_Request_
Please put every line from all the records below into a JSON list of strings, one string per line, leaving out any blank lines.
** START Listing **
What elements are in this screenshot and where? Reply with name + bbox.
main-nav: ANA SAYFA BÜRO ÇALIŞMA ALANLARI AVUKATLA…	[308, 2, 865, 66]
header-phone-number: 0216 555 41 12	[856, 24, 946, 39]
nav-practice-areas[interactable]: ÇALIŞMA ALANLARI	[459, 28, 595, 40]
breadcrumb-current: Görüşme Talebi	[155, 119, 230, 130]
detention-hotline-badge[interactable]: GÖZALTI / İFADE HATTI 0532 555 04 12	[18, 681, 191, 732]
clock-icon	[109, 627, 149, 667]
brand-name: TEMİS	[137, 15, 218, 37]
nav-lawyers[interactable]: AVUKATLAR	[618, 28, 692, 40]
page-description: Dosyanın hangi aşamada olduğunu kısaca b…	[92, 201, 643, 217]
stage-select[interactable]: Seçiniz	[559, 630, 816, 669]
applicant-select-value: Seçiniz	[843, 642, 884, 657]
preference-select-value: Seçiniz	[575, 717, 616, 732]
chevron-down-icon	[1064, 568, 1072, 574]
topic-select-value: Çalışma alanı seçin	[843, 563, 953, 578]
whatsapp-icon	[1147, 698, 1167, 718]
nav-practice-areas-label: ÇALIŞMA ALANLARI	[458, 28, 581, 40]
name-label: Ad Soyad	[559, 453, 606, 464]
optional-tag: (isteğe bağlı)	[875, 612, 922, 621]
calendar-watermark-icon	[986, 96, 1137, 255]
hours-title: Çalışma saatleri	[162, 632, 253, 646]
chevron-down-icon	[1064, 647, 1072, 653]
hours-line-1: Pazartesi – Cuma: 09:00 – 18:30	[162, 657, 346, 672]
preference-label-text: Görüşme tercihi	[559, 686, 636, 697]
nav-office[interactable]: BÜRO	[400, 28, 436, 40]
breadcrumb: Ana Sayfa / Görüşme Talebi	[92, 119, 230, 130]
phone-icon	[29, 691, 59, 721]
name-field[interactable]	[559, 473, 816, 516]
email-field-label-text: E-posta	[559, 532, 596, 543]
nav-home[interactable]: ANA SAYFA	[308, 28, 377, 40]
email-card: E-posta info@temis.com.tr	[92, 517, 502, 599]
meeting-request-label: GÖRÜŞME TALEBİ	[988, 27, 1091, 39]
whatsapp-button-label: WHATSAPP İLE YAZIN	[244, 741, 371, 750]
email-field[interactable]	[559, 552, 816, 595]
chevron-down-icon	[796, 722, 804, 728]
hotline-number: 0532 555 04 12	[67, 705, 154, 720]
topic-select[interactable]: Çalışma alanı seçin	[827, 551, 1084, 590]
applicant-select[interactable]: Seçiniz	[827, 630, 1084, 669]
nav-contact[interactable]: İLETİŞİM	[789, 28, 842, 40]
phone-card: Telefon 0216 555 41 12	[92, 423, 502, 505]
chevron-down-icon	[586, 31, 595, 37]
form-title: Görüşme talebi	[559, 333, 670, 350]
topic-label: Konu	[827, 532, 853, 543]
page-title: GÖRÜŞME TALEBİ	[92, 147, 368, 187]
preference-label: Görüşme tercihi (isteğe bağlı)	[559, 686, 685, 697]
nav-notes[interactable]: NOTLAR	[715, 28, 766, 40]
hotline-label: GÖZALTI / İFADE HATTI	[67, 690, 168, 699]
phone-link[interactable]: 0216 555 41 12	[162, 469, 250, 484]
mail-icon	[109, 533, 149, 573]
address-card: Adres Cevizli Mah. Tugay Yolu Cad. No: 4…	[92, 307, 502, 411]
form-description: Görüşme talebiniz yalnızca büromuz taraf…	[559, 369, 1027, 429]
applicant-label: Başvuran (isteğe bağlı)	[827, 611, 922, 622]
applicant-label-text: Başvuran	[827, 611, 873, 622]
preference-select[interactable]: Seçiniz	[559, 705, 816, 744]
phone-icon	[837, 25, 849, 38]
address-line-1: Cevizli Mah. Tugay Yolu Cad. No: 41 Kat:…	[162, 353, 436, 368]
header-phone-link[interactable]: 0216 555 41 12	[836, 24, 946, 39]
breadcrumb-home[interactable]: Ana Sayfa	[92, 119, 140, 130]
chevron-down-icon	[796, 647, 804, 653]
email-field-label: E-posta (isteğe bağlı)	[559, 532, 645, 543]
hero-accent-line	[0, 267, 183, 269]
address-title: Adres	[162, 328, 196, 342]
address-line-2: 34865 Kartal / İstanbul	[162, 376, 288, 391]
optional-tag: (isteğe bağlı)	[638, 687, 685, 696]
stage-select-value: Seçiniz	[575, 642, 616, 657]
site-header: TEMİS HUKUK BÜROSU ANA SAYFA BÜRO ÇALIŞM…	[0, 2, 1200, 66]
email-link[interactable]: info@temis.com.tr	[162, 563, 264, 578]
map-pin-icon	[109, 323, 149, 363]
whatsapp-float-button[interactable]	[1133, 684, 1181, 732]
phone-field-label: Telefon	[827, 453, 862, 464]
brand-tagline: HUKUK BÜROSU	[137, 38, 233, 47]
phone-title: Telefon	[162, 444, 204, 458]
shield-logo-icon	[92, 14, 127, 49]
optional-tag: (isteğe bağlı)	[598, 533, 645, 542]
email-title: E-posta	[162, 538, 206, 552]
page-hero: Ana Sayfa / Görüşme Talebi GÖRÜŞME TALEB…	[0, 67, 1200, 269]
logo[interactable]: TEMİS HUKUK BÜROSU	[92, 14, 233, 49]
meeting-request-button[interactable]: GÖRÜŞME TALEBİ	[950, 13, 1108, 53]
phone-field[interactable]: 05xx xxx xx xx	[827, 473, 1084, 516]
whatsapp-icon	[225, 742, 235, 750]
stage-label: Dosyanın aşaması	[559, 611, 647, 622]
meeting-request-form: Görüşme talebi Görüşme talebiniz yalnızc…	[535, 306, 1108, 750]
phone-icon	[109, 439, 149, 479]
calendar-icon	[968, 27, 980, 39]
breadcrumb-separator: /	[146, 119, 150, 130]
** END Listing **
_Output of the task_
[
  "What elements are in this screenshot and where? Reply with name + bbox.",
  "main-nav: ANA SAYFA BÜRO ÇALIŞMA ALANLARI AVUKATLA…\t[308, 2, 865, 66]",
  "header-phone-number: 0216 555 41 12\t[856, 24, 946, 39]",
  "nav-practice-areas[interactable]: ÇALIŞMA ALANLARI\t[459, 28, 595, 40]",
  "breadcrumb-current: Görüşme Talebi\t[155, 119, 230, 130]",
  "detention-hotline-badge[interactable]: GÖZALTI / İFADE HATTI 0532 555 04 12\t[18, 681, 191, 732]",
  "clock-icon\t[109, 627, 149, 667]",
  "brand-name: TEMİS\t[137, 15, 218, 37]",
  "nav-lawyers[interactable]: AVUKATLAR\t[618, 28, 692, 40]",
  "page-description: Dosyanın hangi aşamada olduğunu kısaca b…\t[92, 201, 643, 217]",
  "stage-select[interactable]: Seçiniz\t[559, 630, 816, 669]",
  "applicant-select-value: Seçiniz\t[843, 642, 884, 657]",
  "preference-select-value: Seçiniz\t[575, 717, 616, 732]",
  "chevron-down-icon\t[1064, 568, 1072, 574]",
  "topic-select-value: Çalışma alanı seçin\t[843, 563, 953, 578]",
  "whatsapp-icon\t[1147, 698, 1167, 718]",
  "nav-practice-areas-label: ÇALIŞMA ALANLARI\t[458, 28, 581, 40]",
  "name-label: Ad Soyad\t[559, 453, 606, 464]",
  "optional-tag: (isteğe bağlı)\t[875, 612, 922, 621]",
  "calendar-watermark-icon\t[986, 96, 1137, 255]",
  "hours-title: Çalışma saatleri\t[162, 632, 253, 646]",
  "chevron-down-icon\t[1064, 647, 1072, 653]",
  "hours-line-1: Pazartesi – Cuma: 09:00 – 18:30\t[162, 657, 346, 672]",
  "preference-label-text: Görüşme tercihi\t[559, 686, 636, 697]",
  "nav-office[interactable]: BÜRO\t[400, 28, 436, 40]",
  "breadcrumb: Ana Sayfa / Görüşme Talebi\t[92, 119, 230, 130]",
  "phone-icon\t[29, 691, 59, 721]",
  "name-field[interactable]\t[559, 473, 816, 516]",
  "email-field-label-text: E-posta\t[559, 532, 596, 543]",
  "nav-home[interactable]: ANA SAYFA\t[308, 28, 377, 40]",
  "email-card: E-posta info@temis.com.tr\t[92, 517, 502, 599]",
  "meeting-request-label: GÖRÜŞME TALEBİ\t[988, 27, 1091, 39]",
  "whatsapp-button-label: WHATSAPP İLE YAZIN\t[244, 741, 371, 750]",
  "email-field[interactable]\t[559, 552, 816, 595]",
  "chevron-down-icon\t[796, 722, 804, 728]",
  "hotline-number: 0532 555 04 12\t[67, 705, 154, 720]",
  "topic-select[interactable]: Çalışma alanı seçin\t[827, 551, 1084, 590]",
  "applicant-select[interactable]: Seçiniz\t[827, 630, 1084, 669]",
  "nav-contact[interactable]: İLETİŞİM\t[789, 28, 842, 40]",
  "phone-card: Telefon 0216 555 41 12\t[92, 423, 502, 505]",
  "chevron-down-icon\t[586, 31, 595, 37]",
  "form-title: Görüşme talebi\t[559, 333, 670, 350]",
  "topic-label: Konu\t[827, 532, 853, 543]",
  "page-title: GÖRÜŞME TALEBİ\t[92, 147, 368, 187]",
  "preference-label: Görüşme tercihi (isteğe bağlı)\t[559, 686, 685, 697]",
  "nav-notes[interactable]: NOTLAR\t[715, 28, 766, 40]",
  "hotline-label: GÖZALTI / İFADE HATTI\t[67, 690, 168, 699]",
  "phone-link[interactable]: 0216 555 41 12\t[162, 469, 250, 484]",
  "mail-icon\t[109, 533, 149, 573]",
  "address-card: Adres Cevizli Mah. Tugay Yolu Cad. No: 4…\t[92, 307, 502, 411]",
  "form-description: Görüşme talebiniz yalnızca büromuz taraf…\t[559, 369, 1027, 429]",
  "applicant-label: Başvuran (isteğe bağlı)\t[827, 611, 922, 622]",
  "applicant-label-text: Başvuran\t[827, 611, 873, 622]",
  "preference-select[interactable]: Seçiniz\t[559, 705, 816, 744]",
  "phone-icon\t[837, 25, 849, 38]",
  "address-line-1: Cevizli Mah. Tugay Yolu Cad. No: 41 Kat:…\t[162, 353, 436, 368]",
  "header-phone-link[interactable]: 0216 555 41 12\t[836, 24, 946, 39]",
  "breadcrumb-home[interactable]: Ana Sayfa\t[92, 119, 140, 130]",
  "chevron-down-icon\t[796, 647, 804, 653]",
  "email-field-label: E-posta (isteğe bağlı)\t[559, 532, 645, 543]",
  "hero-accent-line\t[0, 267, 183, 269]",
  "address-title: Adres\t[162, 328, 196, 342]",
  "address-line-2: 34865 Kartal / İstanbul\t[162, 376, 288, 391]",
  "optional-tag: (isteğe bağlı)\t[638, 687, 685, 696]",
  "stage-select-value: Seçiniz\t[575, 642, 616, 657]",
  "site-header: TEMİS HUKUK BÜROSU ANA SAYFA BÜRO ÇALIŞM…\t[0, 2, 1200, 66]",
  "email-link[interactable]: info@temis.com.tr\t[162, 563, 264, 578]",
  "map-pin-icon\t[109, 323, 149, 363]",
  "whatsapp-float-button[interactable]\t[1133, 684, 1181, 732]",
  "phone-field-label: Telefon\t[827, 453, 862, 464]",
  "brand-tagline: HUKUK BÜROSU\t[137, 38, 233, 47]",
  "phone-title: Telefon\t[162, 444, 204, 458]",
  "shield-logo-icon\t[92, 14, 127, 49]",
  "optional-tag: (isteğe bağlı)\t[598, 533, 645, 542]",
  "email-title: E-posta\t[162, 538, 206, 552]",
  "page-hero: Ana Sayfa / Görüşme Talebi GÖRÜŞME TALEB…\t[0, 67, 1200, 269]",
  "logo[interactable]: TEMİS HUKUK BÜROSU\t[92, 14, 233, 49]",
  "meeting-request-button[interactable]: GÖRÜŞME TALEBİ\t[950, 13, 1108, 53]",
  "phone-field[interactable]: 05xx xxx xx xx\t[827, 473, 1084, 516]",
  "whatsapp-icon\t[225, 742, 235, 750]",
  "stage-label: Dosyanın aşaması\t[559, 611, 647, 622]",
  "meeting-request-form: Görüşme talebi Görüşme talebiniz yalnızc…\t[535, 306, 1108, 750]",
  "phone-icon\t[109, 439, 149, 479]",
  "calendar-icon\t[968, 27, 980, 39]",
  "breadcrumb-separator: /\t[146, 119, 150, 130]"
]